Start of PROVIDED PASSAGE

The Numbers in Context
The RASolute 302 trial enrolled patients with previously treated metastatic PDAC, a population that has exhausted first-line chemotherapy and faces a median survival measured in months. In that setting, daraxonrasib at 300 mg orally once daily produced a median overall survival of 13.2 months compared to 6.7 months for investigator's choice chemotherapy. Progression-free survival was 7.2 months versus 3.6 months. The objective response rate in the daraxonrasib arm was substantially higher than in the chemotherapy arm. The drug was generally well tolerated, with no new safety signals identified.
Revolution Medicines' chief development officer Alan Sandler noted at ASCO that this was the first time any patients with pancreatic cancer had lived a median of more than a year following a drug intervention in a clinical trial, and that this result was achieved in the second-line setting across the all-comer population. That last qualifier matters. Second-line pancreatic cancer is not a cherry-picked population of good-prognosis patients. It is a group that has already failed one line of treatment and is, by definition, among the most difficult to help.
What Comes Next and What Remains Uncertain
Revolution Medicines has already been awarded a Commissioner's National Priority Voucher by the FDA, a designation that will accelerate the regulatory review timeline once a New Drug Application is submitted. The company has indicated it intends to file with the FDA and other global regulatory authorities based on the RASolute 302 data. The drug also holds Breakthrough Therapy Designation and Orphan Drug Designation for previously treated metastatic PDAC with G12 mutations, designations that reflect the FDA's recognition of the drug's potential to address a serious unmet need.
Three additional Phase 3 trials are underway, including two in earlier lines of pancreatic cancer treatment and one in non-small cell lung cancer, where KRAS mutations are also prevalent. The commercial opportunity in pancreatic cancer alone has been estimated by some analysts at more than ten billion dollars, a figure that reflects both the size of the patient population and the absence of any effective targeted therapy in the space until now.
What the RASolute 302 data do not yet establish is whether the survival benefit will translate into long-term durable responses for a meaningful subset of patients, or whether resistance will emerge on a timeline that limits the drug's practical impact. Pancreatic cancer has a long history of generating impressive early signals that do not sustain. The biology of RAS-driven tumors is complex, and the downstream signaling networks that RAS activates have multiple redundant pathways that can compensate when the primary driver is inhibited. Whether daraxonrasib's broad RAS(ON) inhibition is sufficient to prevent adaptive resistance, or whether combination strategies will ultimately be required, is a question that the ongoing trials and post-approval experience will need to answer.

End of PROVIDED PASSAGE
Start of DATA UNDER STUDY

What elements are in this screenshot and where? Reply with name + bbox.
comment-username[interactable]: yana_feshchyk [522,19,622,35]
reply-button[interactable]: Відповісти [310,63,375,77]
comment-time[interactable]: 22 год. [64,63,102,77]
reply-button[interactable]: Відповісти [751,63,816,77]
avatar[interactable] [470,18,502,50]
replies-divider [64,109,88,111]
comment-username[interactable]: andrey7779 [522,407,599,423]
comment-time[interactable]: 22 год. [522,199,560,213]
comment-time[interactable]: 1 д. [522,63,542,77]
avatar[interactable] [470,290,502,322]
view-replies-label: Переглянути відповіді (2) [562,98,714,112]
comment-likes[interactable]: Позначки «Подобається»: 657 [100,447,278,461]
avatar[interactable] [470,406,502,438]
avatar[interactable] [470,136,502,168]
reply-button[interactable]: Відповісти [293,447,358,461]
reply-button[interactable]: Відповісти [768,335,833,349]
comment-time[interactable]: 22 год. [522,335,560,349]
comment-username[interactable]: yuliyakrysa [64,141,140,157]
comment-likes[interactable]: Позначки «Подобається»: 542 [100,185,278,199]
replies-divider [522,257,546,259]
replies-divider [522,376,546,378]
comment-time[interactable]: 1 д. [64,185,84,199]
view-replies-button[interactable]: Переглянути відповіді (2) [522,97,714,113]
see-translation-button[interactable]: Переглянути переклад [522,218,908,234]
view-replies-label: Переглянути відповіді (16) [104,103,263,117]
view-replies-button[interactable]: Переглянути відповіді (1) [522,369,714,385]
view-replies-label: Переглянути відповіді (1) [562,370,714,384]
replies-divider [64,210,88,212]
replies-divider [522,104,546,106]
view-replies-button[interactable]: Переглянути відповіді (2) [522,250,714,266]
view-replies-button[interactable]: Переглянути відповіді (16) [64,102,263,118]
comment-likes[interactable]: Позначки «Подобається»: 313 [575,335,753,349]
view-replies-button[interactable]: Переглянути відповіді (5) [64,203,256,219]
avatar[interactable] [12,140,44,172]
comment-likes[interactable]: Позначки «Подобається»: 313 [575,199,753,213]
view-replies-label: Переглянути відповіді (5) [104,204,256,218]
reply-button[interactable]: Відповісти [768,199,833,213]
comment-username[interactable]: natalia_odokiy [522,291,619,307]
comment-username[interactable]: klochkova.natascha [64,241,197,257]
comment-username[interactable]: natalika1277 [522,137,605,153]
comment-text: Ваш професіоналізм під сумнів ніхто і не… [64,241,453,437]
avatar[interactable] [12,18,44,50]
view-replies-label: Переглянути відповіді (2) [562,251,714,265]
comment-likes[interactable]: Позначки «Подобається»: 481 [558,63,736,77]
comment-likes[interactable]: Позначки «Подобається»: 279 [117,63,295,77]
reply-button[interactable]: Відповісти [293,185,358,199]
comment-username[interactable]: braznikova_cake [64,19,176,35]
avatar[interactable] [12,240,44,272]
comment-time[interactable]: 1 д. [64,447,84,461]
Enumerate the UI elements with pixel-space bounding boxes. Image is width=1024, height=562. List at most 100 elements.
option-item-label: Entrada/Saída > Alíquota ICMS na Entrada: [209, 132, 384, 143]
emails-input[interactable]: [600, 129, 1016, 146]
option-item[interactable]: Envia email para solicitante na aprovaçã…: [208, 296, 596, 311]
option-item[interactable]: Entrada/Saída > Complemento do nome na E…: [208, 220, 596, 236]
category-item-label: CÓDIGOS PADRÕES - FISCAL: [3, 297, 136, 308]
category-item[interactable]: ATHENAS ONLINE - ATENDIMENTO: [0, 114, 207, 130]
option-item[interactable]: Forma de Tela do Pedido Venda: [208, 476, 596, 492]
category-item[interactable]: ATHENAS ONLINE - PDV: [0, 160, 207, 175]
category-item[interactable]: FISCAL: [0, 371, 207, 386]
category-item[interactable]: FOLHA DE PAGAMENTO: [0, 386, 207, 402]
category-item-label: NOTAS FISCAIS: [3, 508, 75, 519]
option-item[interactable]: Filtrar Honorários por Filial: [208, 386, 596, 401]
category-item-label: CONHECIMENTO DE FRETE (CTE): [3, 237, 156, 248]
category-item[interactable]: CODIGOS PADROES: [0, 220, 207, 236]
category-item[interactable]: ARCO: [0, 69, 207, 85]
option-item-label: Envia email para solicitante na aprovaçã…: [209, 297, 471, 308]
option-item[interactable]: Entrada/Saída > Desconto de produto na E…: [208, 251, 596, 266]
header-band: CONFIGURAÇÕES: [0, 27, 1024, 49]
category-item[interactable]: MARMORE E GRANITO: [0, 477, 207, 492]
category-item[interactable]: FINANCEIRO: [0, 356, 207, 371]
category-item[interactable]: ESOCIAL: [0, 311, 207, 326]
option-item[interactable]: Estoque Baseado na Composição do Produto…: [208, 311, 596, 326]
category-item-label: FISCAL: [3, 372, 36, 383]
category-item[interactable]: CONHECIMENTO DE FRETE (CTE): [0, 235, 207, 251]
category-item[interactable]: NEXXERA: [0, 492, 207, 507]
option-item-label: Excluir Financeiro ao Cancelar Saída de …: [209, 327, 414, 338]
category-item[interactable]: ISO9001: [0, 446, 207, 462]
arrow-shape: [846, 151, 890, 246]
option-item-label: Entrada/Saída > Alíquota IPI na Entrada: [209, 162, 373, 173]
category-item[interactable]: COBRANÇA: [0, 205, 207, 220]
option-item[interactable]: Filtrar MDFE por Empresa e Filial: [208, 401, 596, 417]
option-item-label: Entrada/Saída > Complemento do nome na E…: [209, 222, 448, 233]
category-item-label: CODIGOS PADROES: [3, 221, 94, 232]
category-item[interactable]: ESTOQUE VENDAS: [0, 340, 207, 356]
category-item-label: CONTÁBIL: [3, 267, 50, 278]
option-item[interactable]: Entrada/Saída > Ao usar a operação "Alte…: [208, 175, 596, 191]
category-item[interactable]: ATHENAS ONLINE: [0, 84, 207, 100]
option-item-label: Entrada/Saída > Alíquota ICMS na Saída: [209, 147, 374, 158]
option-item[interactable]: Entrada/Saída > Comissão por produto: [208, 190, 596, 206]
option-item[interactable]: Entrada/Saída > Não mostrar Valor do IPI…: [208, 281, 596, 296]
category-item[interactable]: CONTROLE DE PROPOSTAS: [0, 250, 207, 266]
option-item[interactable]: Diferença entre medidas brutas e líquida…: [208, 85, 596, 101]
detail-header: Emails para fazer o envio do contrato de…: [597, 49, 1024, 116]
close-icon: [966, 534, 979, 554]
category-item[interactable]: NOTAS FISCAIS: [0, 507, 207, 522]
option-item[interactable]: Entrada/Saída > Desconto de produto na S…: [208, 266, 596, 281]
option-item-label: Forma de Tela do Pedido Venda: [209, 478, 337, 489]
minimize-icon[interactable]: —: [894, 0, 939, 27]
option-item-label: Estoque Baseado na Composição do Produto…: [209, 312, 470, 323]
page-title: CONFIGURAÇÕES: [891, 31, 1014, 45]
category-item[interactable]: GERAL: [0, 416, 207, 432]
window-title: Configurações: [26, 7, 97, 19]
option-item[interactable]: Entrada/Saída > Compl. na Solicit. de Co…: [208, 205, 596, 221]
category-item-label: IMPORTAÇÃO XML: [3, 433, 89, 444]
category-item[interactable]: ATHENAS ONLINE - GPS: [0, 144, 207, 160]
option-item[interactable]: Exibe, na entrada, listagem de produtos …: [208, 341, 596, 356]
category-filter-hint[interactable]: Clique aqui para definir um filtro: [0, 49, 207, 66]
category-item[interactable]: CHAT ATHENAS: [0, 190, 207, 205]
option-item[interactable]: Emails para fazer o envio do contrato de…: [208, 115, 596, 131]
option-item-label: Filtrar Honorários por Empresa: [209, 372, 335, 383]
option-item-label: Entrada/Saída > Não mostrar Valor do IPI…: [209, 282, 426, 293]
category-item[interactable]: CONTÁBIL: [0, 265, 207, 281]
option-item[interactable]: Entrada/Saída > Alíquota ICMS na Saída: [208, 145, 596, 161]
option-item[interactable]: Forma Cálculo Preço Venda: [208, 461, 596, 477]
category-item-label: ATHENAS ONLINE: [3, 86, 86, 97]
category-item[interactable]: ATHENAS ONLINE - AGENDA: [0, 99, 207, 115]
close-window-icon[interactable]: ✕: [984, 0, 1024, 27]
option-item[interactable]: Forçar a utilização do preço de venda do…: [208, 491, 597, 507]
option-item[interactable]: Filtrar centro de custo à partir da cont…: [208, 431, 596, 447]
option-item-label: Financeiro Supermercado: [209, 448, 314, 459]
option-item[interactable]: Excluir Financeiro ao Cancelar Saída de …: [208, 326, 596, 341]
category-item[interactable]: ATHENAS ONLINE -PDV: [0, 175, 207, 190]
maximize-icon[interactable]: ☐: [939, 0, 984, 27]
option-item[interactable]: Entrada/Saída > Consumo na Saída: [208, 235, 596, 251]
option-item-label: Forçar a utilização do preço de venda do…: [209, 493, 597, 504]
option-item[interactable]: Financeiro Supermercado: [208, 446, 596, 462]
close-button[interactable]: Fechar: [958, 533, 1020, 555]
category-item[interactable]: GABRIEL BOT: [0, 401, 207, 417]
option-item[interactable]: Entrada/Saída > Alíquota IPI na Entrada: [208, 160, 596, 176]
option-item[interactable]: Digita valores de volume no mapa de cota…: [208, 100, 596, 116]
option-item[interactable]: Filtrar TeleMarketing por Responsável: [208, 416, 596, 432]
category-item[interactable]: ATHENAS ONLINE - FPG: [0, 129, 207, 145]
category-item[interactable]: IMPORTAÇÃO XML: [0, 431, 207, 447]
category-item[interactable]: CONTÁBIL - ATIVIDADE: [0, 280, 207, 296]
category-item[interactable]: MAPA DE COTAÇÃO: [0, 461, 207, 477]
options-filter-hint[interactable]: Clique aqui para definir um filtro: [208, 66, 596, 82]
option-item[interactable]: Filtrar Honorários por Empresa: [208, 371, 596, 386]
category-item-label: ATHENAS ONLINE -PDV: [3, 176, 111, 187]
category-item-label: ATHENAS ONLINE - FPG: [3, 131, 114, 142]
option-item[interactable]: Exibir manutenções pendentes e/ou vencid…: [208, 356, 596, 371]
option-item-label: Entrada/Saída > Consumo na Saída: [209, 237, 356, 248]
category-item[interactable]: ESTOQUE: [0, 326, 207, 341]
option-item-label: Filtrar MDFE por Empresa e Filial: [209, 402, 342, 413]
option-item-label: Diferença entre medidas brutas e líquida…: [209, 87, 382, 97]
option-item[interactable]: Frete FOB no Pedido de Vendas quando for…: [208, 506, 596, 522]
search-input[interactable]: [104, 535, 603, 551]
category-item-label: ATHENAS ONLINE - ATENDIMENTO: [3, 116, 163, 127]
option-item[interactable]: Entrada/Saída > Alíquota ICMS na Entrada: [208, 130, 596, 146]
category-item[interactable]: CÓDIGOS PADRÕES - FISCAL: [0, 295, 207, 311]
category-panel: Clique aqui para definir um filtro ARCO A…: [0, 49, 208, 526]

End of DATA UNDER STUDY

EXPLORE THE MATERIAL:
[1] According to the daraxonrasib passage, what median overall survival did daraxonrasib achieve in the RASolute 302 trial?
[2] Write out the daraxonrasib passage word for word from "Three additional Phase" to "space until now.".

RESULTS FOR THE EXERCISE:
[1] 13.2 months

[2]
Three additional Phase 3 trials are underway, including two in earlier lines of pancreatic cancer treatment and one in non-small cell lung cancer, where KRAS mutations are also prevalent. The commercial opportunity in pancreatic cancer alone has been estimated by some analysts at more than ten billion dollars, a figure that reflects both the size of the patient population and the absence of any effective targeted therapy in the space until now.